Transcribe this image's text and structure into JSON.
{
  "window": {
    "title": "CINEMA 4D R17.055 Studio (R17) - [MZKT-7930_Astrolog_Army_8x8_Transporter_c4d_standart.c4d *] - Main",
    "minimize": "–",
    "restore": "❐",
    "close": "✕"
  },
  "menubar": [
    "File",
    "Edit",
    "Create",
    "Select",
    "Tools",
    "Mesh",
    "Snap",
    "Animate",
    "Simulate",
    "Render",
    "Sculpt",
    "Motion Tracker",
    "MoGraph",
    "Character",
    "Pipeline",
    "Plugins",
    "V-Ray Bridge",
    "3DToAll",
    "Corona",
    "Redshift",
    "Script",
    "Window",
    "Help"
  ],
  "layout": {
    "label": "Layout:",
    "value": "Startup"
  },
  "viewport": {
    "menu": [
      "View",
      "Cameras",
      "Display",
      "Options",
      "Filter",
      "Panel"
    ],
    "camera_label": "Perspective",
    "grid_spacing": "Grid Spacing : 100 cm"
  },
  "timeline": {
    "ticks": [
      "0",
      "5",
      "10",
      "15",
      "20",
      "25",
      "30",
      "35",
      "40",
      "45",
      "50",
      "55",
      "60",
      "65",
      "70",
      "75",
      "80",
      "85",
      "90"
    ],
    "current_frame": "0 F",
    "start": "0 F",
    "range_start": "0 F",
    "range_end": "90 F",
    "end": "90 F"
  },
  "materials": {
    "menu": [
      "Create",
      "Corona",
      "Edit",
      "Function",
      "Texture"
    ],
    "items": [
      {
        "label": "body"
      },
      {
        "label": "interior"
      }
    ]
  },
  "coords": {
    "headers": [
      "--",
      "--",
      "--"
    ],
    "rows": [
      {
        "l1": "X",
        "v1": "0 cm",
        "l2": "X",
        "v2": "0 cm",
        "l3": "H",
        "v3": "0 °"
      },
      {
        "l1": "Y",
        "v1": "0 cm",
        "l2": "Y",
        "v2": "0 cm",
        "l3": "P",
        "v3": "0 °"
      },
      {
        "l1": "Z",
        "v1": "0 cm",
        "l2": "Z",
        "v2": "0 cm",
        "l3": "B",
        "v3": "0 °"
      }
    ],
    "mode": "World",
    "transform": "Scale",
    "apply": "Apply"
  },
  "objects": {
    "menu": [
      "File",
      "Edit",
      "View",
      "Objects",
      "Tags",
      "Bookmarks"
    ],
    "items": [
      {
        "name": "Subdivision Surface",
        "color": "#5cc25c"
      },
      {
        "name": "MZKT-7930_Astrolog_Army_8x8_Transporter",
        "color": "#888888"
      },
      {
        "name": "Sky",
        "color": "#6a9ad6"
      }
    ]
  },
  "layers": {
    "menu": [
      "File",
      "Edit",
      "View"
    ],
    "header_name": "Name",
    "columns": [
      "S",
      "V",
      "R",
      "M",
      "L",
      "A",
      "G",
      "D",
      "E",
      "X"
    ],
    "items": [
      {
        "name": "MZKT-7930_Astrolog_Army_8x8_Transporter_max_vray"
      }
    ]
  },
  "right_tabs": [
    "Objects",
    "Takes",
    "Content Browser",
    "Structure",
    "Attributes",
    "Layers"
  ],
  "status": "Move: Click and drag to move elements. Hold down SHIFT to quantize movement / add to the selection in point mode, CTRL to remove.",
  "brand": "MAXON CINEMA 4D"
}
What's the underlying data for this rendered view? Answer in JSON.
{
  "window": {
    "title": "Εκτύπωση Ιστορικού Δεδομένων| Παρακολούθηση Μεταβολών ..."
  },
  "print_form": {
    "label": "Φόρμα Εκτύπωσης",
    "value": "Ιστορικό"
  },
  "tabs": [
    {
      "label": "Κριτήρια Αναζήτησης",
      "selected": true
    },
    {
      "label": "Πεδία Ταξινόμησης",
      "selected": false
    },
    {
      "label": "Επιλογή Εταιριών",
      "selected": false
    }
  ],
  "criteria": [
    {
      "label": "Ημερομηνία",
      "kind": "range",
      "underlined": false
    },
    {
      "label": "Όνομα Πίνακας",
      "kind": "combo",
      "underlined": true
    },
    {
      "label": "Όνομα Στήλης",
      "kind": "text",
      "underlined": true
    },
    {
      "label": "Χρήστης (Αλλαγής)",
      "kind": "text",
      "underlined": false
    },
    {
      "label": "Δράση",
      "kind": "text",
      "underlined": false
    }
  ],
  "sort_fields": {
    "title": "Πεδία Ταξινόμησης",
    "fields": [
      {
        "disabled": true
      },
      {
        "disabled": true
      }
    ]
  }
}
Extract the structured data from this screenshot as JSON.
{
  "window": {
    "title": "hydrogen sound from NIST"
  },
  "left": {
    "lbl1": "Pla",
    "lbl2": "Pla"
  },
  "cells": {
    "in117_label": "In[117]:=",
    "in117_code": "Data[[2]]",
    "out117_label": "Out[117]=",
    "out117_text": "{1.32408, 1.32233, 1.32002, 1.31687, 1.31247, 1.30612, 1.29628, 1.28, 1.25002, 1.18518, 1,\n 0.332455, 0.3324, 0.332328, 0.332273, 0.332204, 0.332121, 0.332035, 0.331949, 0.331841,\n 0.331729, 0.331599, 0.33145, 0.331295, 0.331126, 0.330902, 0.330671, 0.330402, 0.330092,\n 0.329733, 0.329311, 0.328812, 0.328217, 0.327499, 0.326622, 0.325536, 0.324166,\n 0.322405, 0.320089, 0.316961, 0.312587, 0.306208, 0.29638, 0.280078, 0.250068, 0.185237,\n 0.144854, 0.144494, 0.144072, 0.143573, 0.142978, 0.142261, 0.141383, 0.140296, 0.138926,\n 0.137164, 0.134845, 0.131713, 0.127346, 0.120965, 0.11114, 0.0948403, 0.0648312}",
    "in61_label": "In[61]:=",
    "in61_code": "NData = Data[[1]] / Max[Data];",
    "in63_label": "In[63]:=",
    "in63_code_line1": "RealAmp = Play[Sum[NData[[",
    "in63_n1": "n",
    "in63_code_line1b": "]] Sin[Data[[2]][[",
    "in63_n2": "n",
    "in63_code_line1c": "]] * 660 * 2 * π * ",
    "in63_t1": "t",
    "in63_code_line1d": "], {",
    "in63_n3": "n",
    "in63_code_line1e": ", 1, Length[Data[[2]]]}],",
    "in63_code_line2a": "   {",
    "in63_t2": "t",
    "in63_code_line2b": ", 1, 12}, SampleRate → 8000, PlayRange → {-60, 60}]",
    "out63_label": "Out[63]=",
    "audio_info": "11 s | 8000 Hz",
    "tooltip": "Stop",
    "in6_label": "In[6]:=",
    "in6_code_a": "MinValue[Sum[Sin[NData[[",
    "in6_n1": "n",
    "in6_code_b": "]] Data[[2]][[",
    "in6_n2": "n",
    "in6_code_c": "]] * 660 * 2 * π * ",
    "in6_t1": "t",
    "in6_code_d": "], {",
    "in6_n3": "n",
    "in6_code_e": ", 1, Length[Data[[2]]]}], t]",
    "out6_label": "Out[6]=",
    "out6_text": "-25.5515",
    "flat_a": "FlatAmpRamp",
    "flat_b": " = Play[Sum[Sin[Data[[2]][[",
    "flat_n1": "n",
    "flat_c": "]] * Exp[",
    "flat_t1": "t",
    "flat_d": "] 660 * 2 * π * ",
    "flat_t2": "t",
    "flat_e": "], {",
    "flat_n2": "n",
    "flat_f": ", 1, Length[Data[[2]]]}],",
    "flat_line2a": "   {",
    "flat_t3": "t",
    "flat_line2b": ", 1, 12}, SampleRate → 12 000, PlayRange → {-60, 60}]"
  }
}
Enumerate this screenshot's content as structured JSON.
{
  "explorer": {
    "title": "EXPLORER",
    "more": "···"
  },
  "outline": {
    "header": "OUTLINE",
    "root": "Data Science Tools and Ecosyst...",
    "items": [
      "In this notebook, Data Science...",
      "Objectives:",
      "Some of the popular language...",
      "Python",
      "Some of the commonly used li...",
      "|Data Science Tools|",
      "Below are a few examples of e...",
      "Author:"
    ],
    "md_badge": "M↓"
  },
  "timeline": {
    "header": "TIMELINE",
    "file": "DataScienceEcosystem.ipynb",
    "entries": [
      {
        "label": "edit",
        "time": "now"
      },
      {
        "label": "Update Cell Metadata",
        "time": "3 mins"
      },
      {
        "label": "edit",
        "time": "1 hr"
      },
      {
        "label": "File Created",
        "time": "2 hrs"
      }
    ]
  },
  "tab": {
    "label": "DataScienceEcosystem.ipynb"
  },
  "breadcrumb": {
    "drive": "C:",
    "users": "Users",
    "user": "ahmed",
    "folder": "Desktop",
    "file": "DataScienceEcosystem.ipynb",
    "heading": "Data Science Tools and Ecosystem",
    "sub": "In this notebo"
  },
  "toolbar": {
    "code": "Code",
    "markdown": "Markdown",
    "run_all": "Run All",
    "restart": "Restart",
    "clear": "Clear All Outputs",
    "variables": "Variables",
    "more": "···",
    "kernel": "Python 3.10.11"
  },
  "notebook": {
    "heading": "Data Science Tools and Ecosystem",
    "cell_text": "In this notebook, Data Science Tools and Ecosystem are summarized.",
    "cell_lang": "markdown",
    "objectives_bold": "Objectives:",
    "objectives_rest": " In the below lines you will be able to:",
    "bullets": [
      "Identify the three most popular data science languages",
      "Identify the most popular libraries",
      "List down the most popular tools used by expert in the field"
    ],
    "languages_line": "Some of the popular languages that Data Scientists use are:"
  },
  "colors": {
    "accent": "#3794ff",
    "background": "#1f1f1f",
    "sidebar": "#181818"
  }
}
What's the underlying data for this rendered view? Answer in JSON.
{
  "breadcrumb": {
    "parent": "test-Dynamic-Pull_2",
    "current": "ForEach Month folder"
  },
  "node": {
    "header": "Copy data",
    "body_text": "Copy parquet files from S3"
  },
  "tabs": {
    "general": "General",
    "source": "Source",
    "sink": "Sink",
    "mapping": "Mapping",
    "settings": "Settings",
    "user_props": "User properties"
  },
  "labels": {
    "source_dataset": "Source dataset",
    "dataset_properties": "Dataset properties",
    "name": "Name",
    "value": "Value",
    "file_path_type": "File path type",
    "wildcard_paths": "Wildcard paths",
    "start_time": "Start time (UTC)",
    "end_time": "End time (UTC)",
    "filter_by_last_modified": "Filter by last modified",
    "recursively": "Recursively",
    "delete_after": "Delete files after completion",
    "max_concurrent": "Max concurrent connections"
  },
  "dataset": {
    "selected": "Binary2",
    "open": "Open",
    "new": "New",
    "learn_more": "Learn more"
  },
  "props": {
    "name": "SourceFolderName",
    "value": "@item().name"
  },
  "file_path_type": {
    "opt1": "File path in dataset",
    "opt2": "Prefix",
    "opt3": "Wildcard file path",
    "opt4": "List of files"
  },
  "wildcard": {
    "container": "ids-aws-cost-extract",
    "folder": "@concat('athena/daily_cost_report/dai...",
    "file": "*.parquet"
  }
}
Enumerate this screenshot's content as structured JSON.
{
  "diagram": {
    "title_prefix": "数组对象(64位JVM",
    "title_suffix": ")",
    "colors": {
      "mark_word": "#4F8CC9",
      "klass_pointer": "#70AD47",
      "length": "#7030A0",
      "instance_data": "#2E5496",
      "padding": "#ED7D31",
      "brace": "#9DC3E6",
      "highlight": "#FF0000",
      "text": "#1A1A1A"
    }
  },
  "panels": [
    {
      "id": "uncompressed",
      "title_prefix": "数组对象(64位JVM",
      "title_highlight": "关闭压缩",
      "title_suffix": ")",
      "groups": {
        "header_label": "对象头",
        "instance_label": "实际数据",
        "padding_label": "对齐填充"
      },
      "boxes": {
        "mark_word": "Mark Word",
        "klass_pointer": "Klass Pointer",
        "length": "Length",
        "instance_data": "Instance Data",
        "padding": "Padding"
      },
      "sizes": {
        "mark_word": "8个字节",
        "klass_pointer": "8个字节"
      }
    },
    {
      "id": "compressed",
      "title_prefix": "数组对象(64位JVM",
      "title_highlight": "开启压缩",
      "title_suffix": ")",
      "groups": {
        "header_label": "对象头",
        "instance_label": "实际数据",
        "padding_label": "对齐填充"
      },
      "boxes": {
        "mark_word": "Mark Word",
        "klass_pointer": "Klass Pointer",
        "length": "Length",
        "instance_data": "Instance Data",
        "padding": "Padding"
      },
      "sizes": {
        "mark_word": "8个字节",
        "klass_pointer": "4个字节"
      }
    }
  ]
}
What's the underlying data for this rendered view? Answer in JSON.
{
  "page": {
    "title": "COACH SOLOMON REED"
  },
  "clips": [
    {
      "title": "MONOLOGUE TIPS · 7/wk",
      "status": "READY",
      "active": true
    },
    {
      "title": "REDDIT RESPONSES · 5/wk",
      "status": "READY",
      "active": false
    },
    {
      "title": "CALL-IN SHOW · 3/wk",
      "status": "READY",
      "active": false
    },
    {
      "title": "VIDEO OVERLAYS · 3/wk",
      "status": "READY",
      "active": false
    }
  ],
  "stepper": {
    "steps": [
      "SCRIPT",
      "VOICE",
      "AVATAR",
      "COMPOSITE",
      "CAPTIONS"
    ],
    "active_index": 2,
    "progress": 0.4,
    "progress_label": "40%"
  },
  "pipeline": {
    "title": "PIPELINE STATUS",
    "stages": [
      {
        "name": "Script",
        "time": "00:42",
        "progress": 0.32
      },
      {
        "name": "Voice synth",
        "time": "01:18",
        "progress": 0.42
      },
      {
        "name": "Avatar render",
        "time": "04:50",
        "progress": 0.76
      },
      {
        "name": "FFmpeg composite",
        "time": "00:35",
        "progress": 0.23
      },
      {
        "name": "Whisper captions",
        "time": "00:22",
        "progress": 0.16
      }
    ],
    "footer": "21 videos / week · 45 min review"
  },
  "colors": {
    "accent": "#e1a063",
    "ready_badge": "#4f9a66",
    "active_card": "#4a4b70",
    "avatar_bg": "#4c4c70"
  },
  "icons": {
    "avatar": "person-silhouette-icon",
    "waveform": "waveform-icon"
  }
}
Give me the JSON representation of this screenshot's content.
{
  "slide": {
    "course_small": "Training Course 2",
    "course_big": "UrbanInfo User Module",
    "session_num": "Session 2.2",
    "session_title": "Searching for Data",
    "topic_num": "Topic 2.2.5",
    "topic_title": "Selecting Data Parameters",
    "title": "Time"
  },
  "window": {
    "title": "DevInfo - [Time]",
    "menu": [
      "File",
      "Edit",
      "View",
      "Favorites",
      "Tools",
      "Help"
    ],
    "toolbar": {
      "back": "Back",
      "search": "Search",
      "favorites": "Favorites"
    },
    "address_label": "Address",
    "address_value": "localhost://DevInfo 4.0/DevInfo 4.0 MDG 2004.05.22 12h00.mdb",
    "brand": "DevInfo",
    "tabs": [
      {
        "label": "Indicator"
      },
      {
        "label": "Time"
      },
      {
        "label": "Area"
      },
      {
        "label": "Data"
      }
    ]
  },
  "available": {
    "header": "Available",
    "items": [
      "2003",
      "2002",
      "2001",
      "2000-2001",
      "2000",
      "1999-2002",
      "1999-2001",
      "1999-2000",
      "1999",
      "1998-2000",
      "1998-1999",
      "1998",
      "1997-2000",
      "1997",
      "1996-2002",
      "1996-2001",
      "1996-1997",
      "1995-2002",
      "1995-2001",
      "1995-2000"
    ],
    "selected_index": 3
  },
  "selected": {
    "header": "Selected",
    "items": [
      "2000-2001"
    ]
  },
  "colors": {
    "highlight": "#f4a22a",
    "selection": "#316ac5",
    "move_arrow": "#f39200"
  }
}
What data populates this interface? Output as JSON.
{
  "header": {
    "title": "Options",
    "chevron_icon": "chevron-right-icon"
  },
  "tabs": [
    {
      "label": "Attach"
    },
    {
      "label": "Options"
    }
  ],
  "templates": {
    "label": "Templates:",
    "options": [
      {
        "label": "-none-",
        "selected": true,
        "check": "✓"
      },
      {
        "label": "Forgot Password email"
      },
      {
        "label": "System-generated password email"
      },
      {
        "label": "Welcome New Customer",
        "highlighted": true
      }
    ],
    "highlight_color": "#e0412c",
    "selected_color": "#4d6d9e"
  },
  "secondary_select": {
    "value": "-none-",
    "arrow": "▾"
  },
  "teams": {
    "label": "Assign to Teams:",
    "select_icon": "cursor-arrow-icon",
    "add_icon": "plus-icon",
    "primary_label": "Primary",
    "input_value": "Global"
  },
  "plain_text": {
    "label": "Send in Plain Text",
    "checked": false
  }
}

★ ★ ★ ★

#### [BRIEF]
The lines above form a set of records; determine how many of them contain the string "Filter" and give that number alone.

#### [EXERCISE ANSWER]
2